▶ **MATERIAL PROVIDED**

━━━━━━━━━━

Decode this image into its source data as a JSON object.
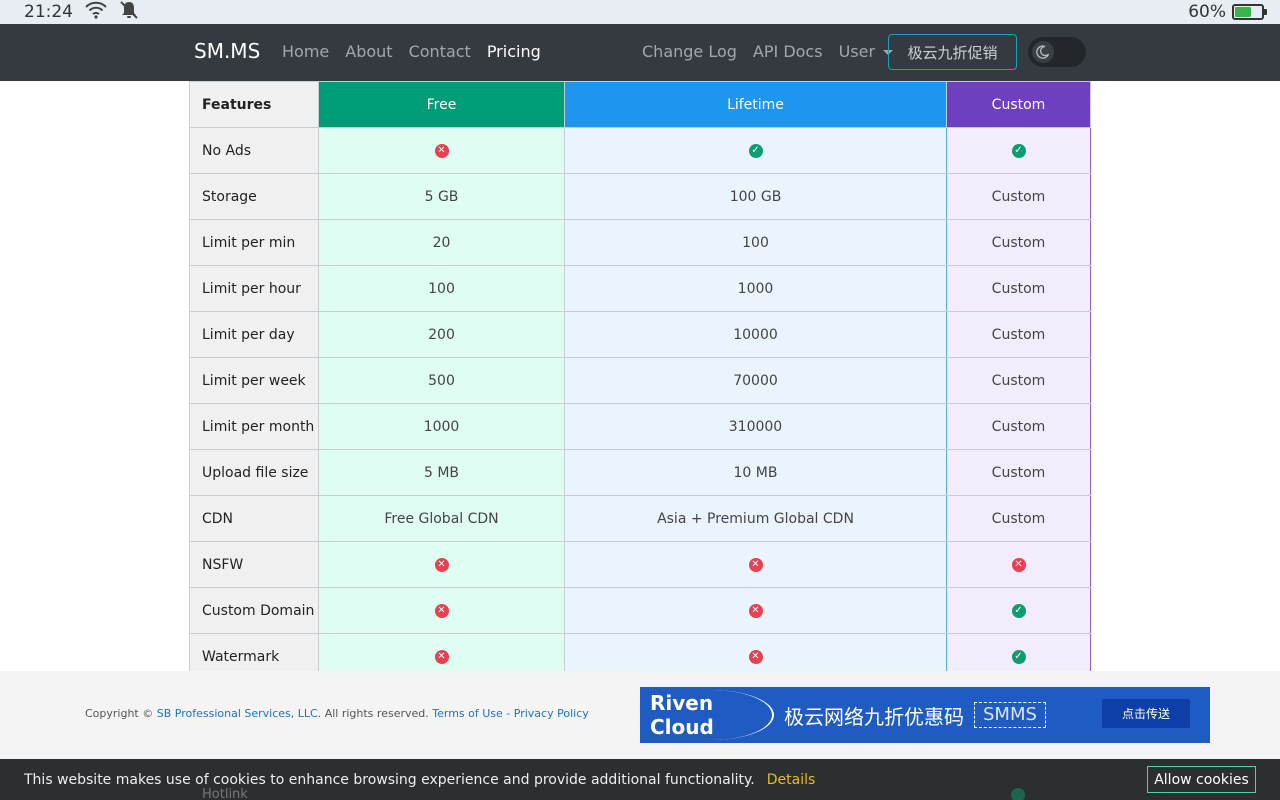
{
  "statusbar": {
    "time": "21:24",
    "battery": "60%",
    "battery_level": 0.6,
    "wifi_icon": "wifi-icon",
    "notification_icon": "bell-off-icon"
  },
  "navbar": {
    "brand": "SM.MS",
    "left_items": [
      {
        "label": "Home"
      },
      {
        "label": "About"
      },
      {
        "label": "Contact"
      },
      {
        "label": "Pricing",
        "active": true
      }
    ],
    "right_items": [
      {
        "label": "Change Log"
      },
      {
        "label": "API Docs"
      },
      {
        "label": "User"
      }
    ],
    "promo_button": "极云九折促销",
    "theme_icon": "moon-icon"
  },
  "table": {
    "headers": [
      "Features",
      "Free",
      "Lifetime",
      "Custom"
    ],
    "header_colors": {
      "free": "#009b77",
      "lifetime": "#1e96f0",
      "custom": "#6f3fc2"
    },
    "rows": [
      {
        "feature": "No Ads",
        "free": "x",
        "lifetime": "check",
        "custom": "check"
      },
      {
        "feature": "Storage",
        "free": "5 GB",
        "lifetime": "100 GB",
        "custom": "Custom"
      },
      {
        "feature": "Limit per min",
        "free": "20",
        "lifetime": "100",
        "custom": "Custom"
      },
      {
        "feature": "Limit per hour",
        "free": "100",
        "lifetime": "1000",
        "custom": "Custom"
      },
      {
        "feature": "Limit per day",
        "free": "200",
        "lifetime": "10000",
        "custom": "Custom"
      },
      {
        "feature": "Limit per week",
        "free": "500",
        "lifetime": "70000",
        "custom": "Custom"
      },
      {
        "feature": "Limit per month",
        "free": "1000",
        "lifetime": "310000",
        "custom": "Custom"
      },
      {
        "feature": "Upload file size",
        "free": "5 MB",
        "lifetime": "10 MB",
        "custom": "Custom"
      },
      {
        "feature": "CDN",
        "free": "Free Global CDN",
        "lifetime": "Asia + Premium Global CDN",
        "custom": "Custom"
      },
      {
        "feature": "NSFW",
        "free": "x",
        "lifetime": "x",
        "custom": "x"
      },
      {
        "feature": "Custom Domain",
        "free": "x",
        "lifetime": "x",
        "custom": "check"
      },
      {
        "feature": "Watermark",
        "free": "x",
        "lifetime": "x",
        "custom": "check"
      }
    ]
  },
  "footer": {
    "copyright_prefix": "Copyright ©",
    "company": "SB Professional Services, LLC.",
    "rights": "All rights reserved.",
    "terms": "Terms of Use",
    "separator": "-",
    "privacy": "Privacy Policy"
  },
  "ad": {
    "brand": "Riven Cloud",
    "text": "极云网络九折优惠码",
    "code": "SMMS",
    "button": "点击传送"
  },
  "cookie": {
    "message": "This website makes use of cookies to enhance browsing experience and provide additional functionality.",
    "details": "Details",
    "button": "Allow cookies",
    "peek_row": "Hotlink"
  }
}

━━━━━━━━━━

▶ **WHAT THE TASK ASKS**
Omit the pictures. Transcribe every record exactly.

▶ **WRITTEN REPLY**
Decode this image into its source data as a JSON object.
{
  "statusbar": {
    "time": "21:24",
    "battery": "60%",
    "battery_level": 0.6,
    "wifi_icon": "wifi-icon",
    "notification_icon": "bell-off-icon"
  },
  "navbar": {
    "brand": "SM.MS",
    "left_items": [
      {
        "label": "Home"
      },
      {
        "label": "About"
      },
      {
        "label": "Contact"
      },
      {
        "label": "Pricing",
        "active": true
      }
    ],
    "right_items": [
      {
        "label": "Change Log"
      },
      {
        "label": "API Docs"
      },
      {
        "label": "User"
      }
    ],
    "promo_button": "极云九折促销",
    "theme_icon": "moon-icon"
  },
  "table": {
    "headers": [
      "Features",
      "Free",
      "Lifetime",
      "Custom"
    ],
    "header_colors": {
      "free": "#009b77",
      "lifetime": "#1e96f0",
      "custom": "#6f3fc2"
    },
    "rows": [
      {
        "feature": "No Ads",
        "free": "x",
        "lifetime": "check",
        "custom": "check"
      },
      {
        "feature": "Storage",
        "free": "5 GB",
        "lifetime": "100 GB",
        "custom": "Custom"
      },
      {
        "feature": "Limit per min",
        "free": "20",
        "lifetime": "100",
        "custom": "Custom"
      },
      {
        "feature": "Limit per hour",
        "free": "100",
        "lifetime": "1000",
        "custom": "Custom"
      },
      {
        "feature": "Limit per day",
        "free": "200",
        "lifetime": "10000",
        "custom": "Custom"
      },
      {
        "feature": "Limit per week",
        "free": "500",
        "lifetime": "70000",
        "custom": "Custom"
      },
      {
        "feature": "Limit per month",
        "free": "1000",
        "lifetime": "310000",
        "custom": "Custom"
      },
      {
        "feature": "Upload file size",
        "free": "5 MB",
        "lifetime": "10 MB",
        "custom": "Custom"
      },
      {
        "feature": "CDN",
        "free": "Free Global CDN",
        "lifetime": "Asia + Premium Global CDN",
        "custom": "Custom"
      },
      {
        "feature": "NSFW",
        "free": "x",
        "lifetime": "x",
        "custom": "x"
      },
      {
        "feature": "Custom Domain",
        "free": "x",
        "lifetime": "x",
        "custom": "check"
      },
      {
        "feature": "Watermark",
        "free": "x",
        "lifetime": "x",
        "custom": "check"
      }
    ]
  },
  "footer": {
    "copyright_prefix": "Copyright ©",
    "company": "SB Professional Services, LLC.",
    "rights": "All rights reserved.",
    "terms": "Terms of Use",
    "separator": "-",
    "privacy": "Privacy Policy"
  },
  "ad": {
    "brand": "Riven Cloud",
    "text": "极云网络九折优惠码",
    "code": "SMMS",
    "button": "点击传送"
  },
  "cookie": {
    "message": "This website makes use of cookies to enhance browsing experience and provide additional functionality.",
    "details": "Details",
    "button": "Allow cookies",
    "peek_row": "Hotlink"
  }
}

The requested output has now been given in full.